**Problem statement:** Copy out the entries below precisely; nothing is to be omitted.

**Record list:**
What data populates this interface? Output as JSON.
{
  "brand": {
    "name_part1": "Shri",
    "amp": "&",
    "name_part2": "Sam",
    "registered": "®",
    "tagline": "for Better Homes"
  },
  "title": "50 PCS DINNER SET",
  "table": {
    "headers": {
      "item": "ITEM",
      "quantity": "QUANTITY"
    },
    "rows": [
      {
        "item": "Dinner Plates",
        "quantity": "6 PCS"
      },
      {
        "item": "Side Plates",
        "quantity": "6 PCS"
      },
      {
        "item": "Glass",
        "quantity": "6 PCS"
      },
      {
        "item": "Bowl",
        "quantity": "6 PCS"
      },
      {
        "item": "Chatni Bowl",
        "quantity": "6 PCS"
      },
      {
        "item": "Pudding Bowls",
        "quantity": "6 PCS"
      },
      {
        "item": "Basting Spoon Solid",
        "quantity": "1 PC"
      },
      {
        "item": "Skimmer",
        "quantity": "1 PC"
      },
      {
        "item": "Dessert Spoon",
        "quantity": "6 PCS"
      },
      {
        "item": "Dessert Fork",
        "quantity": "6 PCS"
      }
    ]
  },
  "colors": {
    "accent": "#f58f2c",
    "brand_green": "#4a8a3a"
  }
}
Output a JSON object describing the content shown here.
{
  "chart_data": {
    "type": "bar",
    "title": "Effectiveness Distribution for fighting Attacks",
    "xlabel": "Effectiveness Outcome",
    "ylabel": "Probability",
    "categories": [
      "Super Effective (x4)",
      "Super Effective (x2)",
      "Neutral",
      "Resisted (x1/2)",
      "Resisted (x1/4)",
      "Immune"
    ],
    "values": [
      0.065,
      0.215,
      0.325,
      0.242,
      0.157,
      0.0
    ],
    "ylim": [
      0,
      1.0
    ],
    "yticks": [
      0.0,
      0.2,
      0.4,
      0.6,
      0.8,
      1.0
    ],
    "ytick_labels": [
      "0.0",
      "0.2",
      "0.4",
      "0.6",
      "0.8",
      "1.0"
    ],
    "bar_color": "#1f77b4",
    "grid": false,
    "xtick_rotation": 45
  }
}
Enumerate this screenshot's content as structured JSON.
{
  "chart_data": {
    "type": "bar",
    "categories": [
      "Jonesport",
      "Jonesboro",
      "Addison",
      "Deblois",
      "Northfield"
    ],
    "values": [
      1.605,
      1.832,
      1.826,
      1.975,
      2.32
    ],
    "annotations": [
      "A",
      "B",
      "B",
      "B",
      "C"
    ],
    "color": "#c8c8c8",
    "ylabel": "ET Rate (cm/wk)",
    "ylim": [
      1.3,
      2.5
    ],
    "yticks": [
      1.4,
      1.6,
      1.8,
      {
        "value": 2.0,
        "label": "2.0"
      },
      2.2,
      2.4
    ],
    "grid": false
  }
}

**Task answer:**
What data populates this interface? Output as JSON.
{
  "brand": {
    "name_part1": "Shri",
    "amp": "&",
    "name_part2": "Sam",
    "registered": "®",
    "tagline": "for Better Homes"
  },
  "title": "50 PCS DINNER SET",
  "table": {
    "headers": {
      "item": "ITEM",
      "quantity": "QUANTITY"
    },
    "rows": [
      {
        "item": "Dinner Plates",
        "quantity": "6 PCS"
      },
      {
        "item": "Side Plates",
        "quantity": "6 PCS"
      },
      {
        "item": "Glass",
        "quantity": "6 PCS"
      },
      {
        "item": "Bowl",
        "quantity": "6 PCS"
      },
      {
        "item": "Chatni Bowl",
        "quantity": "6 PCS"
      },
      {
        "item": "Pudding Bowls",
        "quantity": "6 PCS"
      },
      {
        "item": "Basting Spoon Solid",
        "quantity": "1 PC"
      },
      {
        "item": "Skimmer",
        "quantity": "1 PC"
      },
      {
        "item": "Dessert Spoon",
        "quantity": "6 PCS"
      },
      {
        "item": "Dessert Fork",
        "quantity": "6 PCS"
      }
    ]
  },
  "colors": {
    "accent": "#f58f2c",
    "brand_green": "#4a8a3a"
  }
}
Output a JSON object describing the content shown here.
{
  "chart_data": {
    "type": "bar",
    "title": "Effectiveness Distribution for fighting Attacks",
    "xlabel": "Effectiveness Outcome",
    "ylabel": "Probability",
    "categories": [
      "Super Effective (x4)",
      "Super Effective (x2)",
      "Neutral",
      "Resisted (x1/2)",
      "Resisted (x1/4)",
      "Immune"
    ],
    "values": [
      0.065,
      0.215,
      0.325,
      0.242,
      0.157,
      0.0
    ],
    "ylim": [
      0,
      1.0
    ],
    "yticks": [
      0.0,
      0.2,
      0.4,
      0.6,
      0.8,
      1.0
    ],
    "ytick_labels": [
      "0.0",
      "0.2",
      "0.4",
      "0.6",
      "0.8",
      "1.0"
    ],
    "bar_color": "#1f77b4",
    "grid": false,
    "xtick_rotation": 45
  }
}
Enumerate this screenshot's content as structured JSON.
{
  "chart_data": {
    "type": "bar",
    "categories": [
      "Jonesport",
      "Jonesboro",
      "Addison",
      "Deblois",
      "Northfield"
    ],
    "values": [
      1.605,
      1.832,
      1.826,
      1.975,
      2.32
    ],
    "annotations": [
      "A",
      "B",
      "B",
      "B",
      "C"
    ],
    "color": "#c8c8c8",
    "ylabel": "ET Rate (cm/wk)",
    "ylim": [
      1.3,
      2.5
    ],
    "yticks": [
      1.4,
      1.6,
      1.8,
      {
        "value": 2.0,
        "label": "2.0"
      },
      2.2,
      2.4
    ],
    "grid": false
  }
}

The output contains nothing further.